Material ::

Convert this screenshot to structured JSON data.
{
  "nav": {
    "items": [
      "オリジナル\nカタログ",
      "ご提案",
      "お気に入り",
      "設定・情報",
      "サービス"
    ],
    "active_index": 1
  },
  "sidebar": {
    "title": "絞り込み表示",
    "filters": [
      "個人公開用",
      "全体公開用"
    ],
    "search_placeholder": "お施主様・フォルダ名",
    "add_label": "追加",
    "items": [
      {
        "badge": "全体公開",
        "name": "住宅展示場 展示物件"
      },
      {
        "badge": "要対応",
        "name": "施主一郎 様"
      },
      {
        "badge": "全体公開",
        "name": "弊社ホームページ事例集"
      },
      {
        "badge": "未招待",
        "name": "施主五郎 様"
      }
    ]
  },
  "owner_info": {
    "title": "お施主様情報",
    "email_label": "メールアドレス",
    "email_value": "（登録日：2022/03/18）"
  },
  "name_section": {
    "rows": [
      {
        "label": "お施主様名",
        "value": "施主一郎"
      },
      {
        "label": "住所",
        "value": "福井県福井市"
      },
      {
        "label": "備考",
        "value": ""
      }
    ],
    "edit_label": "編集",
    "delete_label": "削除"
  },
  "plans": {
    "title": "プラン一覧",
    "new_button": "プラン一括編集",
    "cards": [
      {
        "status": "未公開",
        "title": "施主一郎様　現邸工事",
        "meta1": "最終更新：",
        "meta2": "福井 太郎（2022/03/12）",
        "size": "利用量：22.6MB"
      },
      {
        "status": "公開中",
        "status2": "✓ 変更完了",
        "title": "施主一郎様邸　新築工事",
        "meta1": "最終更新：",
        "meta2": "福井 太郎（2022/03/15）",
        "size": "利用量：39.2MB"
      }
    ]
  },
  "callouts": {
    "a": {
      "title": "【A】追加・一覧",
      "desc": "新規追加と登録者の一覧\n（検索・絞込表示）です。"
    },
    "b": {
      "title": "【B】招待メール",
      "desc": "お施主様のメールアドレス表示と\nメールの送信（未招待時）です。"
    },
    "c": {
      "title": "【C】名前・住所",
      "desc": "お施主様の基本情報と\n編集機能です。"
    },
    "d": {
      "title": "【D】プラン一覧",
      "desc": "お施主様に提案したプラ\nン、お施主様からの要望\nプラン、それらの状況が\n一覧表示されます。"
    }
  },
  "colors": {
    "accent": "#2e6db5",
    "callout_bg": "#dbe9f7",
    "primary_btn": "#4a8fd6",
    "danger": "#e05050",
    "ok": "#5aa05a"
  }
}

Task :: Copy all the entries verbatim.

Solution ::
Convert this screenshot to structured JSON data.
{
  "nav": {
    "items": [
      "オリジナル\nカタログ",
      "ご提案",
      "お気に入り",
      "設定・情報",
      "サービス"
    ],
    "active_index": 1
  },
  "sidebar": {
    "title": "絞り込み表示",
    "filters": [
      "個人公開用",
      "全体公開用"
    ],
    "search_placeholder": "お施主様・フォルダ名",
    "add_label": "追加",
    "items": [
      {
        "badge": "全体公開",
        "name": "住宅展示場 展示物件"
      },
      {
        "badge": "要対応",
        "name": "施主一郎 様"
      },
      {
        "badge": "全体公開",
        "name": "弊社ホームページ事例集"
      },
      {
        "badge": "未招待",
        "name": "施主五郎 様"
      }
    ]
  },
  "owner_info": {
    "title": "お施主様情報",
    "email_label": "メールアドレス",
    "email_value": "（登録日：2022/03/18）"
  },
  "name_section": {
    "rows": [
      {
        "label": "お施主様名",
        "value": "施主一郎"
      },
      {
        "label": "住所",
        "value": "福井県福井市"
      },
      {
        "label": "備考",
        "value": ""
      }
    ],
    "edit_label": "編集",
    "delete_label": "削除"
  },
  "plans": {
    "title": "プラン一覧",
    "new_button": "プラン一括編集",
    "cards": [
      {
        "status": "未公開",
        "title": "施主一郎様　現邸工事",
        "meta1": "最終更新：",
        "meta2": "福井 太郎（2022/03/12）",
        "size": "利用量：22.6MB"
      },
      {
        "status": "公開中",
        "status2": "✓ 変更完了",
        "title": "施主一郎様邸　新築工事",
        "meta1": "最終更新：",
        "meta2": "福井 太郎（2022/03/15）",
        "size": "利用量：39.2MB"
      }
    ]
  },
  "callouts": {
    "a": {
      "title": "【A】追加・一覧",
      "desc": "新規追加と登録者の一覧\n（検索・絞込表示）です。"
    },
    "b": {
      "title": "【B】招待メール",
      "desc": "お施主様のメールアドレス表示と\nメールの送信（未招待時）です。"
    },
    "c": {
      "title": "【C】名前・住所",
      "desc": "お施主様の基本情報と\n編集機能です。"
    },
    "d": {
      "title": "【D】プラン一覧",
      "desc": "お施主様に提案したプラ\nン、お施主様からの要望\nプラン、それらの状況が\n一覧表示されます。"
    }
  },
  "colors": {
    "accent": "#2e6db5",
    "callout_bg": "#dbe9f7",
    "primary_btn": "#4a8fd6",
    "danger": "#e05050",
    "ok": "#5aa05a"
  }
}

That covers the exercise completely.